## Exercise description
Where a line in the listing below contains the word "JSON", copy that line.

+ + + +

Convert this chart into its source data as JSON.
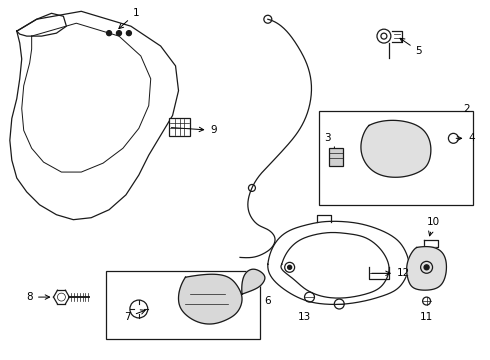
{
  "background_color": "#ffffff",
  "fig_width": 4.9,
  "fig_height": 3.6,
  "dpi": 100,
  "line_color": "#1a1a1a",
  "label_fontsize": 7.5
}
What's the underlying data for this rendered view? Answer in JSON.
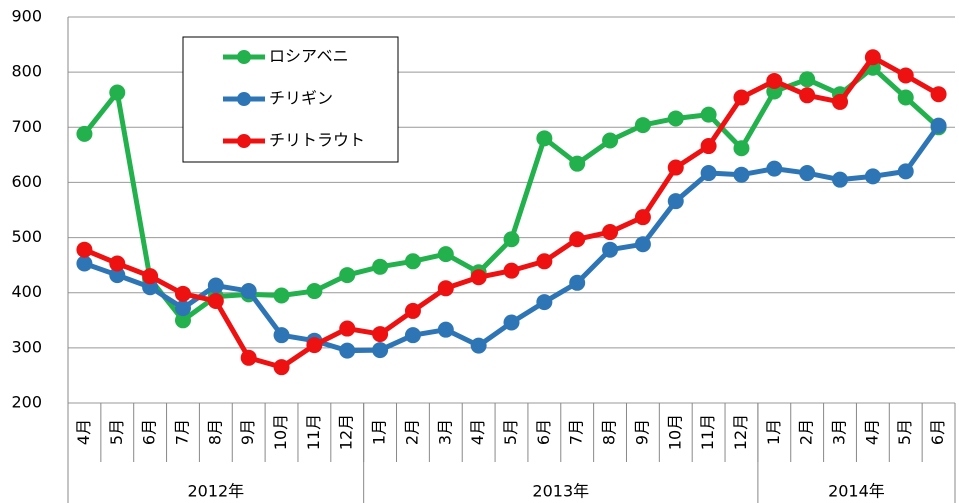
{
  "chart_data": {
    "type": "line",
    "categories": [
      "4月",
      "5月",
      "6月",
      "7月",
      "8月",
      "9月",
      "10月",
      "11月",
      "12月",
      "1月",
      "2月",
      "3月",
      "4月",
      "5月",
      "6月",
      "7月",
      "8月",
      "9月",
      "10月",
      "11月",
      "12月",
      "1月",
      "2月",
      "3月",
      "4月",
      "5月",
      "6月"
    ],
    "years": [
      "2012年",
      "2013年",
      "2014年"
    ],
    "series": [
      {
        "name": "ロシアベニ",
        "color": "#22b14c",
        "values": [
          688,
          763,
          425,
          350,
          393,
          397,
          395,
          403,
          432,
          447,
          457,
          470,
          437,
          497,
          680,
          634,
          676,
          704,
          716,
          723,
          662,
          765,
          787,
          760,
          808,
          754,
          700
        ]
      },
      {
        "name": "チリギン",
        "color": "#2e75b6",
        "values": [
          453,
          432,
          410,
          372,
          413,
          403,
          323,
          313,
          295,
          296,
          323,
          333,
          304,
          346,
          383,
          418,
          478,
          488,
          566,
          617,
          614,
          625,
          617,
          605,
          611,
          620,
          703
        ]
      },
      {
        "name": "チリトラウト",
        "color": "#ee1111",
        "values": [
          478,
          453,
          430,
          398,
          385,
          282,
          265,
          305,
          335,
          325,
          367,
          408,
          428,
          440,
          457,
          497,
          510,
          537,
          627,
          666,
          754,
          784,
          758,
          746,
          827,
          794,
          760
        ]
      }
    ],
    "ylim": [
      200,
      900
    ],
    "yticks": [
      200,
      300,
      400,
      500,
      600,
      700,
      800,
      900
    ],
    "grid": true,
    "legend": "upper left"
  }
}
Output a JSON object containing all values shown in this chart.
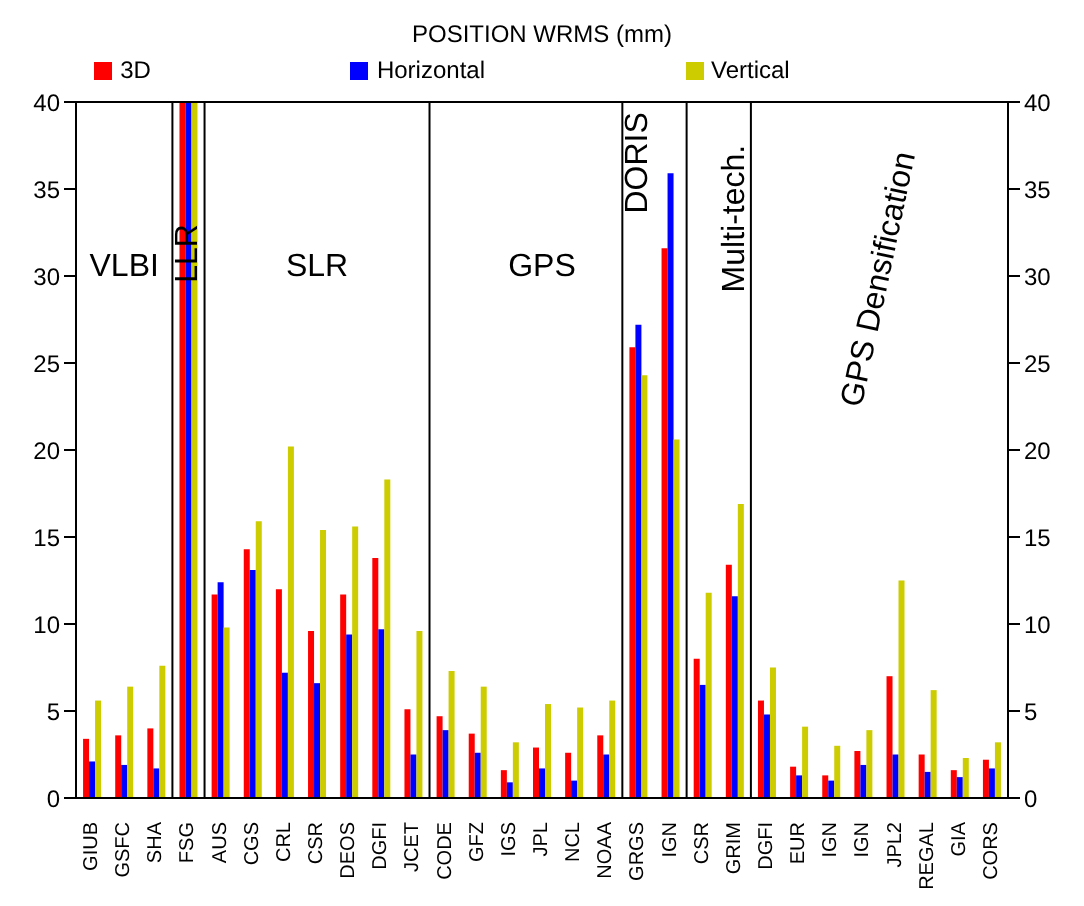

+ + + +

## Output for this exercise
Convert this chart into its source data as JSON.
What's the underlying data for this rendered view? Answer in JSON.
Output a JSON object containing all values shown in this chart.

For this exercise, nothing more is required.